:: WHAT YOU HAVE TO DO ::
Gather up every line from the entries below that uses the word "полномочий".

╭─ RECORD SET

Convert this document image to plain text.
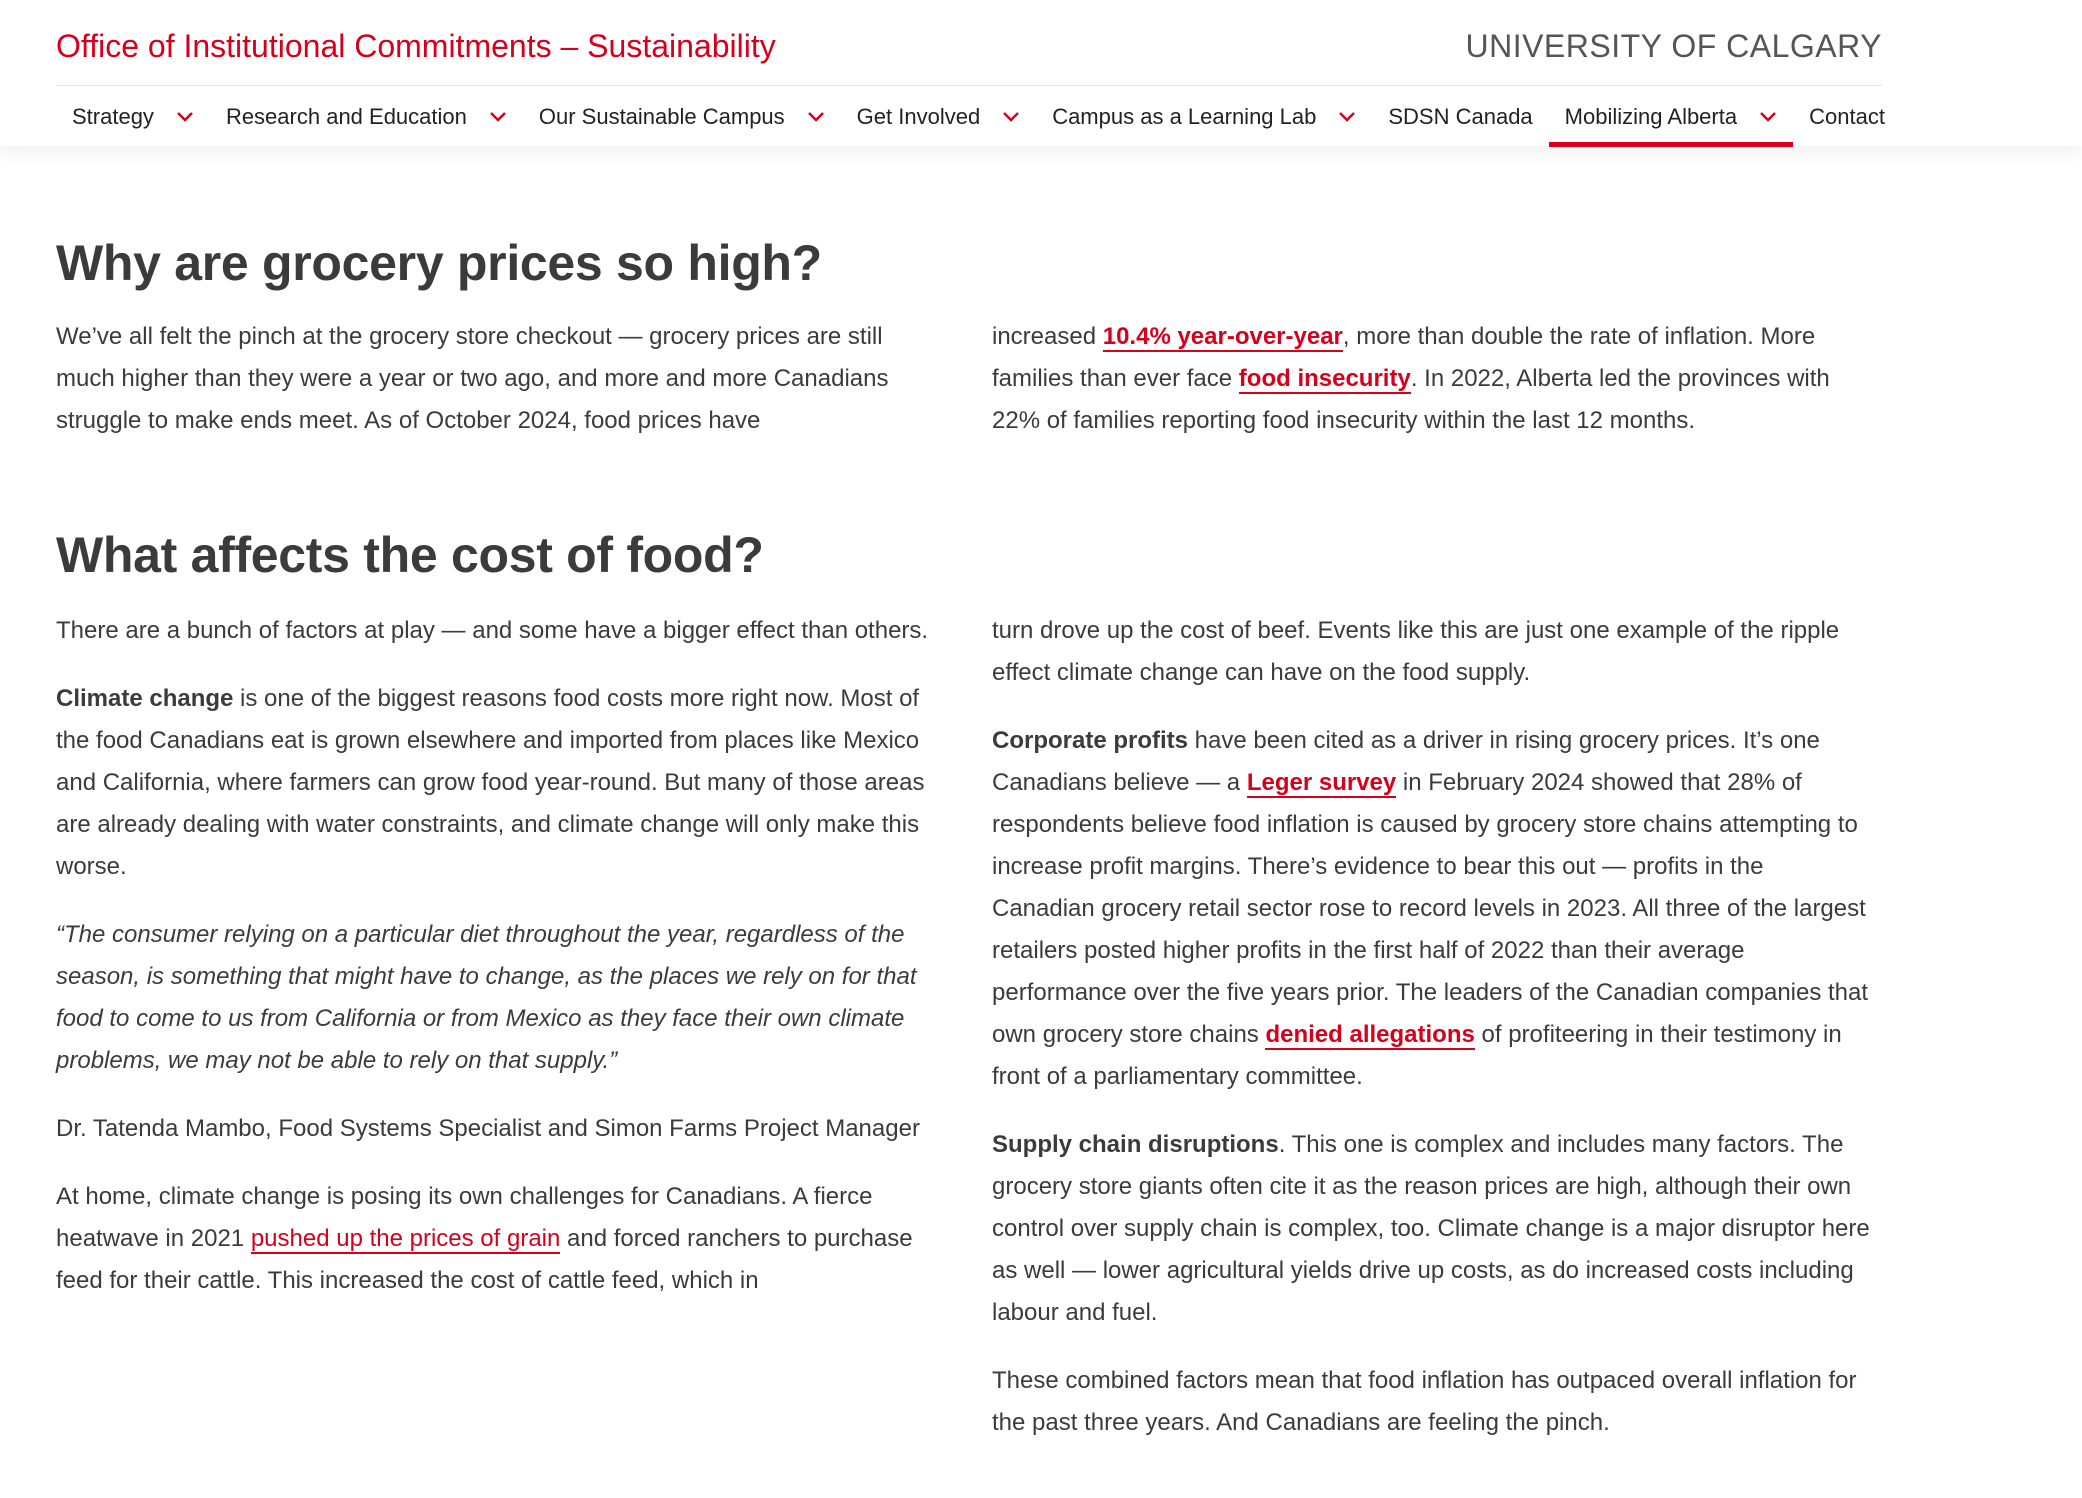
Office of Institutional Commitments – Sustainability	UNIVERSITY OF CALGARY
Strategy	Research and Education	Our Sustainable Campus	Get Involved	Campus as a Learning Lab	SDSN Canada Mobilizing Alberta	Contact
Why are grocery prices so high?

We’ve all felt the pinch at the grocery store checkout — grocery prices are still much higher than they were a year or two ago, and more and more Canadians struggle to make ends meet. As of October 2024, food prices have

increased 10.4% year-over-year, more than double the rate of inflation. More families than ever face food insecurity. In 2022, Alberta led the provinces with 22% of families reporting food insecurity within the last 12 months.

What affects the cost of food?

There are a bunch of factors at play — and some have a bigger effect than others.

Climate change is one of the biggest reasons food costs more right now. Most of the food Canadians eat is grown elsewhere and imported from places like Mexico and California, where farmers can grow food year-round. But many of those areas are already dealing with water constraints, and climate change will only make this worse.

“The consumer relying on a particular diet throughout the year, regardless of the season, is something that might have to change, as the places we rely on for that food to come to us from California or from Mexico as they face their own climate problems, we may not be able to rely on that supply.”

Dr. Tatenda Mambo, Food Systems Specialist and Simon Farms Project Manager

At home, climate change is posing its own challenges for Canadians. A fierce heatwave in 2021 pushed up the prices of grain and forced ranchers to purchase feed for their cattle. This increased the cost of cattle feed, which in

turn drove up the cost of beef. Events like this are just one example of the ripple effect climate change can have on the food supply.

Corporate profits have been cited as a driver in rising grocery prices. It’s one Canadians believe — a Leger survey in February 2024 showed that 28% of respondents believe food inflation is caused by grocery store chains attempting to increase profit margins. There’s evidence to bear this out — profits in the Canadian grocery retail sector rose to record levels in 2023. All three of the largest retailers posted higher profits in the first half of 2022 than their average performance over the five years prior. The leaders of the Canadian companies that own grocery store chains denied allegations of profiteering in their testimony in front of a parliamentary committee.

Supply chain disruptions. This one is complex and includes many factors. The grocery store giants often cite it as the reason prices are high, although their own control over supply chain is complex, too. Climate change is a major disruptor here as well — lower agricultural yields drive up costs, as do increased costs including labour and fuel.

These combined factors mean that food inflation has outpaced overall inflation for the past three years. And Canadians are feeling the pinch.
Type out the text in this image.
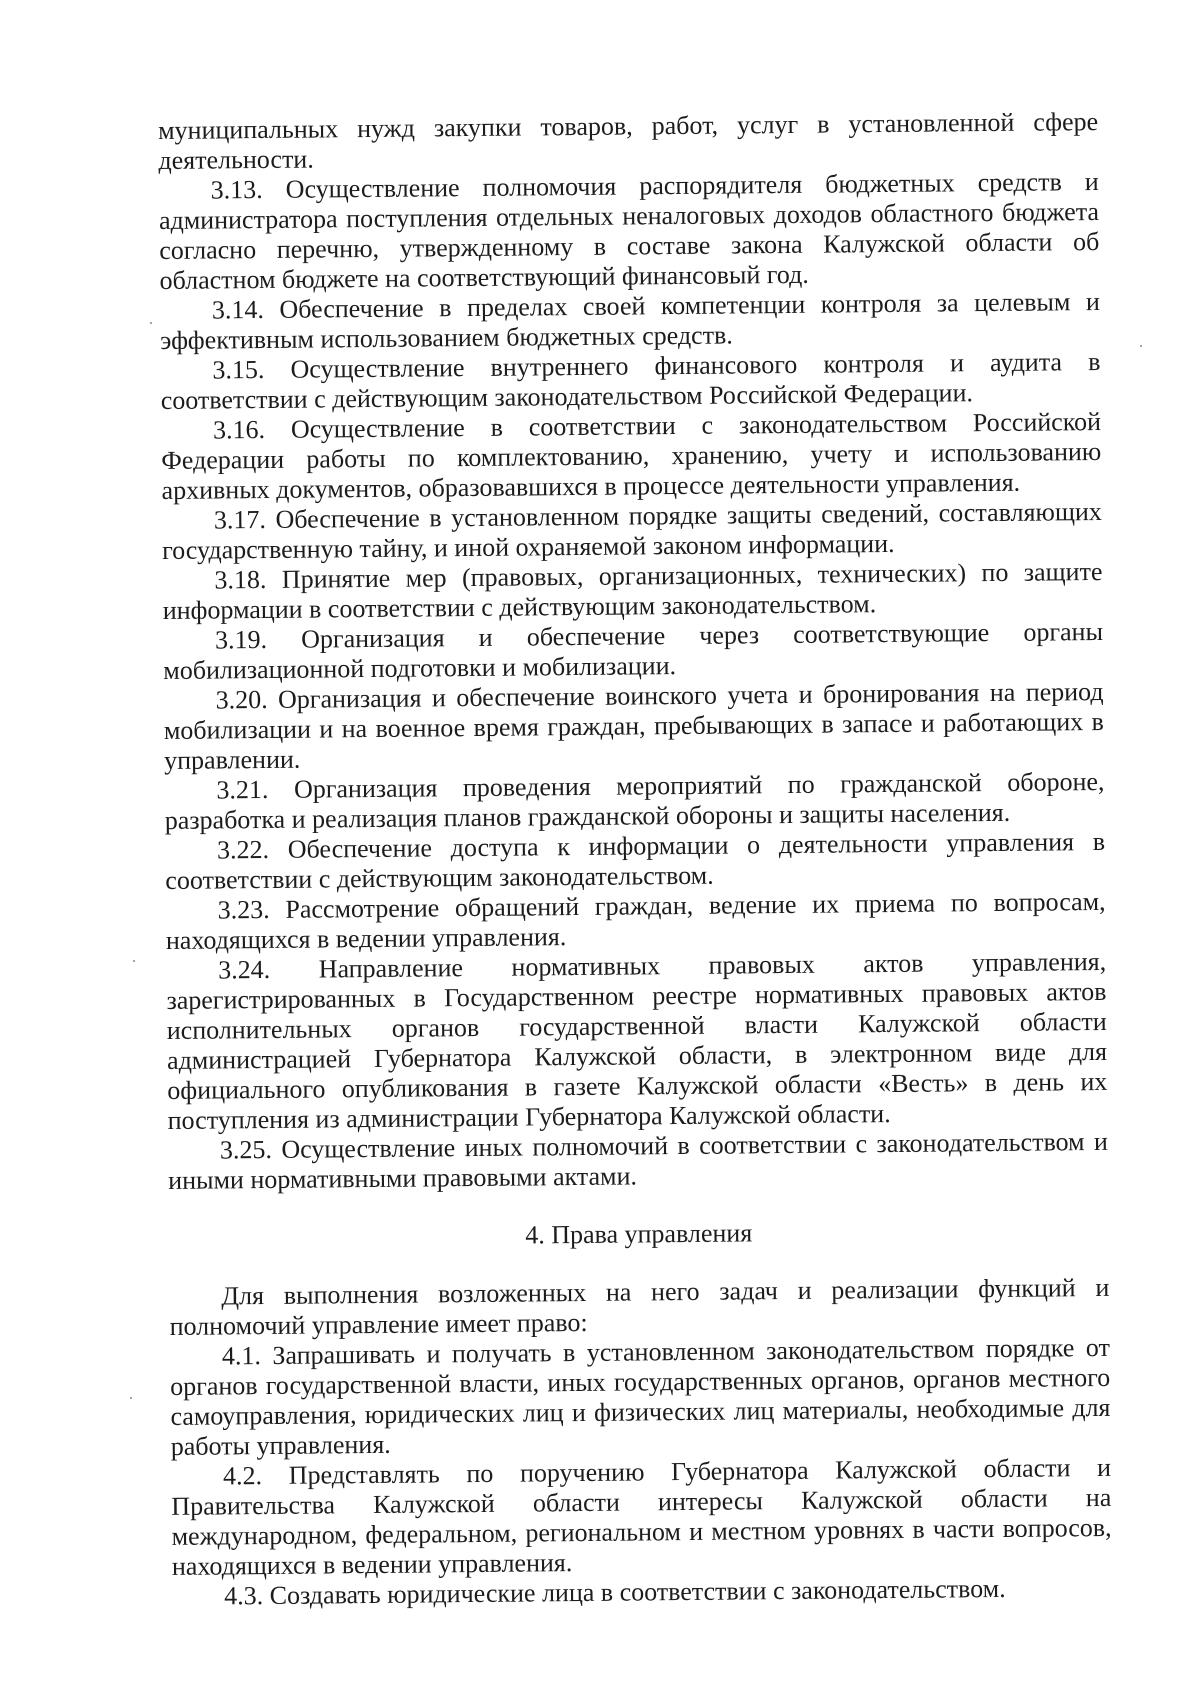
муниципальных нужд закупки товаров, работ, услуг в установленной сфере деятельности.

3.13. Осуществление полномочия распорядителя бюджетных средств и администратора поступления отдельных неналоговых доходов областного бюджета согласно перечню, утвержденному в составе закона Калужской области об областном бюджете на соответствующий финансовый год.

3.14. Обеспечение в пределах своей компетенции контроля за целевым и эффективным использованием бюджетных средств.

3.15. Осуществление внутреннего финансового контроля и аудита в соответствии с действующим законодательством Российской Федерации.

3.16. Осуществление в соответствии с законодательством Российской Федерации работы по комплектованию, хранению, учету и использованию архивных документов, образовавшихся в процессе деятельности управления.

3.17. Обеспечение в установленном порядке защиты сведений, составляющих государственную тайну, и иной охраняемой законом информации.

3.18. Принятие мер (правовых, организационных, технических) по защите информации в соответствии с действующим законодательством.

3.19. Организация и обеспечение через соответствующие органы мобилизационной подготовки и мобилизации.

3.20. Организация и обеспечение воинского учета и бронирования на период мобилизации и на военное время граждан, пребывающих в запасе и работающих в управлении.

3.21. Организация проведения мероприятий по гражданской обороне, разработка и реализация планов гражданской обороны и защиты населения.

3.22. Обеспечение доступа к информации о деятельности управления в соответствии с действующим законодательством.

3.23. Рассмотрение обращений граждан, ведение их приема по вопросам, находящихся в ведении управления.

3.24. Направление нормативных правовых актов управления, зарегистрированных в Государственном реестре нормативных правовых актов исполнительных органов государственной власти Калужской области администрацией Губернатора Калужской области, в электронном виде для официального опубликования в газете Калужской области «Весть» в день их поступления из администрации Губернатора Калужской области.

3.25. Осуществление иных полномочий в соответствии с законодательством и иными нормативными правовыми актами.

4. Права управления

Для выполнения возложенных на него задач и реализации функций и полномочий управление имеет право:

4.1. Запрашивать и получать в установленном законодательством порядке от органов государственной власти, иных государственных органов, органов местного самоуправления, юридических лиц и физических лиц материалы, необходимые для работы управления.

4.2. Представлять по поручению Губернатора Калужской области и Правительства Калужской области интересы Калужской области на международном, федеральном, региональном и местном уровнях в части вопросов, находящихся в ведении управления.

4.3. Создавать юридические лица в соответствии с законодательством.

╰─

:: EXERCISE OUTPUT ::
3.25. Осуществление иных полномочий в соответствии с законодательством и иными нормативными правовыми актами.
Для выполнения возложенных на него задач и реализации функций и полномочий управление имеет право:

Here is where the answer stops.